**Provided records:**

****************

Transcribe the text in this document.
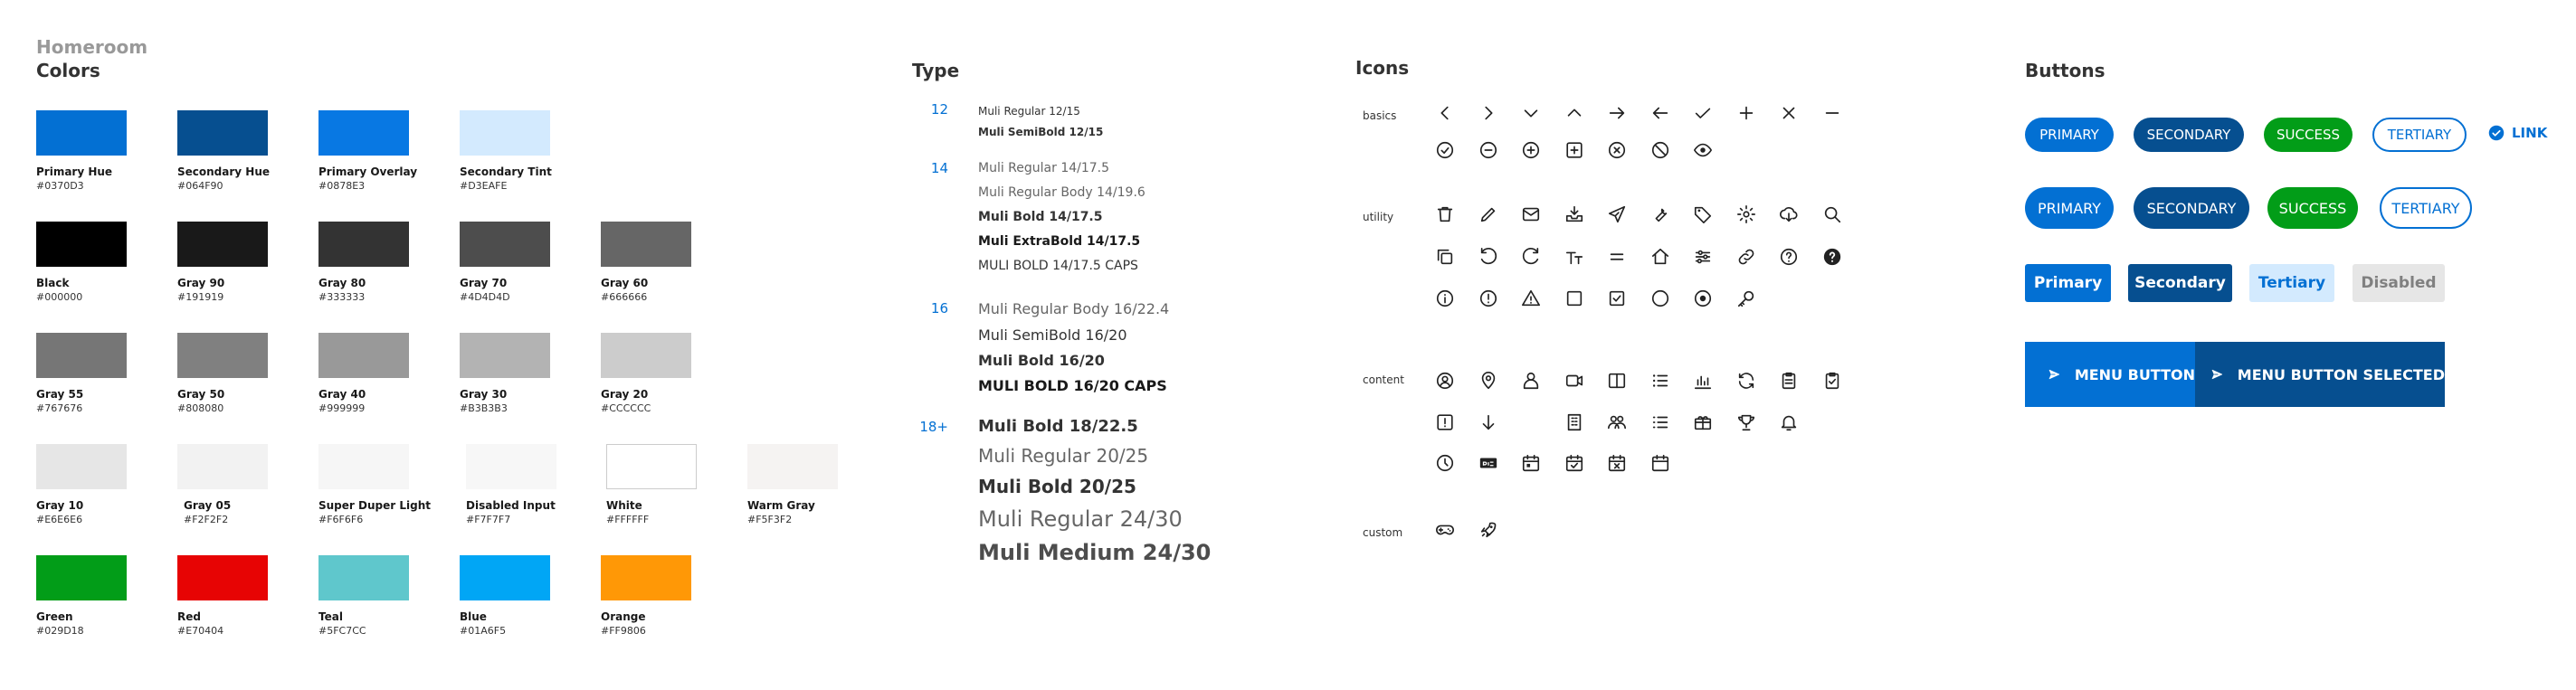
Homeroom
Colors
Primary Hue
#0370D3
Secondary Hue
#064F90
Primary Overlay
#0878E3
Secondary Tint
#D3EAFE
Black
#000000
Gray 90
#191919
Gray 80
#333333
Gray 70
#4D4D4D
Gray 60
#666666
Gray 55
#767676
Gray 50
#808080
Gray 40
#999999
Gray 30
#B3B3B3
Gray 20
#CCCCCC
Gray 10
#E6E6E6
Gray 05
#F2F2F2
Super Duper Light
#F6F6F6
Disabled Input
#F7F7F7
White
#FFFFFF
Warm Gray
#F5F3F2
Green
#029D18
Red
#E70404
Teal
#5FC7CC
Blue
#01A6F5
Orange
#FF9806
Type
12	Muli Regular 12/15
Muli SemiBold 12/15
14 Muli Regular 14/17.5
Muli Regular Body 14/19.6
Muli Bold 14/17.5
Muli ExtraBold 14/17.5
MULI BOLD 14/17.5 CAPS
16 Muli Regular Body 16/22.4
Muli SemiBold 16/20
Muli Bold 16/20
MULI BOLD 16/20 CAPS
18+ Muli Bold 18/22.5
Muli Regular 20/25
Muli Bold 20/25
Muli Regular 24/30
Muli Medium 24/30
Icons
basics
utility
content
custom
Buttons
PRIMARY	SECONDARY	SUCCESS	TERTIARY	LINK
PRIMARY	SECONDARY	SUCCESS	TERTIARY
Primary	Secondary	Tertiary	Disabled
MENU BUTTON	MENU BUTTON SELECTED
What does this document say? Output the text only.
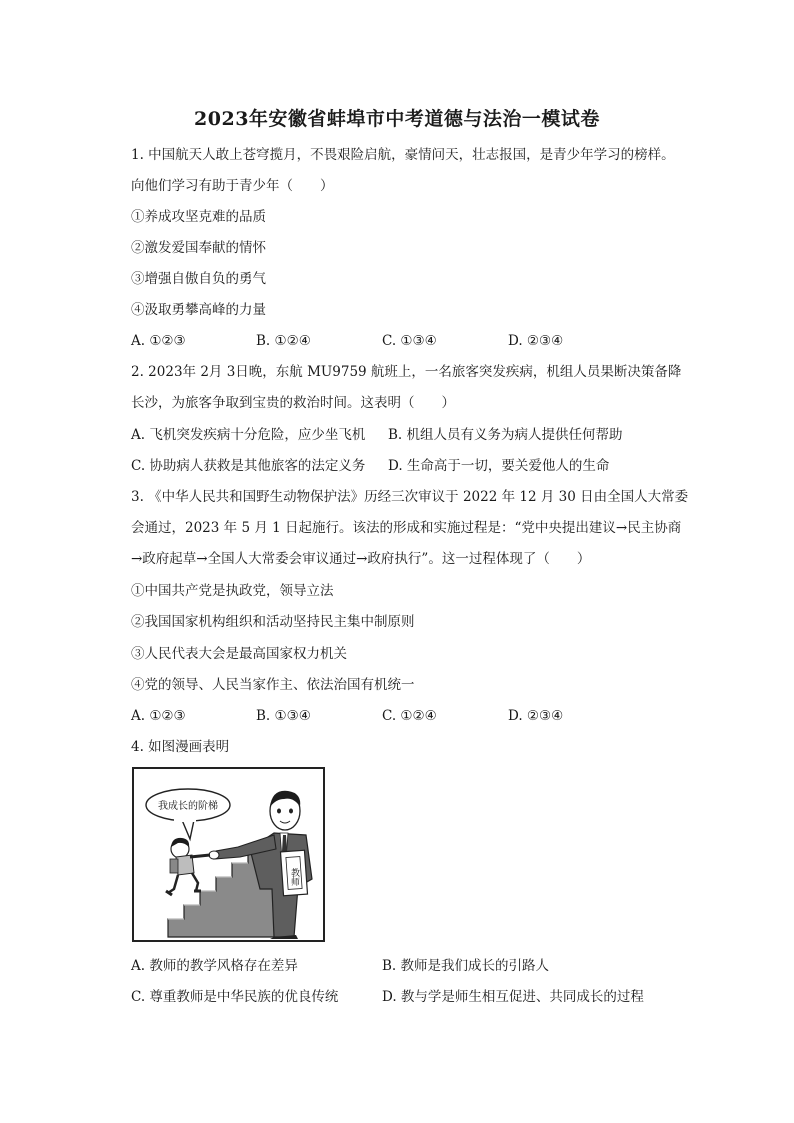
2023年安徽省蚌埠市中考道德与法治一模试卷
1. 中国航天人敢上苍穹揽月，不畏艰险启航，豪情问天，壮志报国，是青少年学习的榜样。
向他们学习有助于青少年（　　）
①养成攻坚克难的品质
②激发爱国奉献的情怀
③增强自傲自负的勇气
④汲取勇攀高峰的力量
A. ①②③	B. ①②④	C. ①③④	D. ②③④
2. 2023年 2月 3日晚，东航 MU9759 航班上，一名旅客突发疾病，机组人员果断决策备降
长沙，为旅客争取到宝贵的救治时间。这表明（　　）
A. 飞机突发疾病十分危险，应少坐飞机 B. 机组人员有义务为病人提供任何帮助
C. 协助病人获救是其他旅客的法定义务 D. 生命高于一切，要关爱他人的生命
3. 《中华人民共和国野生动物保护法》历经三次审议于 2022 年 12 月 30 日由全国人大常委
会通过，2023 年 5 月 1 日起施行。该法的形成和实施过程是：“党中央提出建议→民主协商
→政府起草→全国人大常委会审议通过→政府执行”。这一过程体现了（　　）
①中国共产党是执政党，领导立法
②我国国家机构组织和活动坚持民主集中制原则
③人民代表大会是最高国家权力机关
④党的领导、人民当家作主、依法治国有机统一
A. ①②③	B. ①③④	C. ①②④	D. ②③④
4. 如图漫画表明
我成长的阶梯
教师
A. 教师的教学风格存在差异	B. 教师是我们成长的引路人
C. 尊重教师是中华民族的优良传统	D. 教与学是师生相互促进、共同成长的过程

****************

**Short problem:**
Transcribe the whole listing exactly. Pictures stay out of your copy.

**Complete answer:**
Transcribe the text in this document.
Homeroom
Colors
Primary Hue
#0370D3
Secondary Hue
#064F90
Primary Overlay
#0878E3
Secondary Tint
#D3EAFE
Black
#000000
Gray 90
#191919
Gray 80
#333333
Gray 70
#4D4D4D
Gray 60
#666666
Gray 55
#767676
Gray 50
#808080
Gray 40
#999999
Gray 30
#B3B3B3
Gray 20
#CCCCCC
Gray 10
#E6E6E6
Gray 05
#F2F2F2
Super Duper Light
#F6F6F6
Disabled Input
#F7F7F7
White
#FFFFFF
Warm Gray
#F5F3F2
Green
#029D18
Red
#E70404
Teal
#5FC7CC
Blue
#01A6F5
Orange
#FF9806
Type
12	Muli Regular 12/15
Muli SemiBold 12/15
14 Muli Regular 14/17.5
Muli Regular Body 14/19.6
Muli Bold 14/17.5
Muli ExtraBold 14/17.5
MULI BOLD 14/17.5 CAPS
16 Muli Regular Body 16/22.4
Muli SemiBold 16/20
Muli Bold 16/20
MULI BOLD 16/20 CAPS
18+ Muli Bold 18/22.5
Muli Regular 20/25
Muli Bold 20/25
Muli Regular 24/30
Muli Medium 24/30
Icons
basics
utility
content
custom
Buttons
PRIMARY	SECONDARY	SUCCESS	TERTIARY	LINK
PRIMARY	SECONDARY	SUCCESS	TERTIARY
Primary	Secondary	Tertiary	Disabled
MENU BUTTON	MENU BUTTON SELECTED
What does this document say? Output the text only.
2023年安徽省蚌埠市中考道德与法治一模试卷
1. 中国航天人敢上苍穹揽月，不畏艰险启航，豪情问天，壮志报国，是青少年学习的榜样。
向他们学习有助于青少年（　　）
①养成攻坚克难的品质
②激发爱国奉献的情怀
③增强自傲自负的勇气
④汲取勇攀高峰的力量
A. ①②③	B. ①②④	C. ①③④	D. ②③④
2. 2023年 2月 3日晚，东航 MU9759 航班上，一名旅客突发疾病，机组人员果断决策备降
长沙，为旅客争取到宝贵的救治时间。这表明（　　）
A. 飞机突发疾病十分危险，应少坐飞机 B. 机组人员有义务为病人提供任何帮助
C. 协助病人获救是其他旅客的法定义务 D. 生命高于一切，要关爱他人的生命
3. 《中华人民共和国野生动物保护法》历经三次审议于 2022 年 12 月 30 日由全国人大常委
会通过，2023 年 5 月 1 日起施行。该法的形成和实施过程是：“党中央提出建议→民主协商
→政府起草→全国人大常委会审议通过→政府执行”。这一过程体现了（　　）
①中国共产党是执政党，领导立法
②我国国家机构组织和活动坚持民主集中制原则
③人民代表大会是最高国家权力机关
④党的领导、人民当家作主、依法治国有机统一
A. ①②③	B. ①③④	C. ①②④	D. ②③④
4. 如图漫画表明
我成长的阶梯
教师
A. 教师的教学风格存在差异	B. 教师是我们成长的引路人
C. 尊重教师是中华民族的优良传统	D. 教与学是师生相互促进、共同成长的过程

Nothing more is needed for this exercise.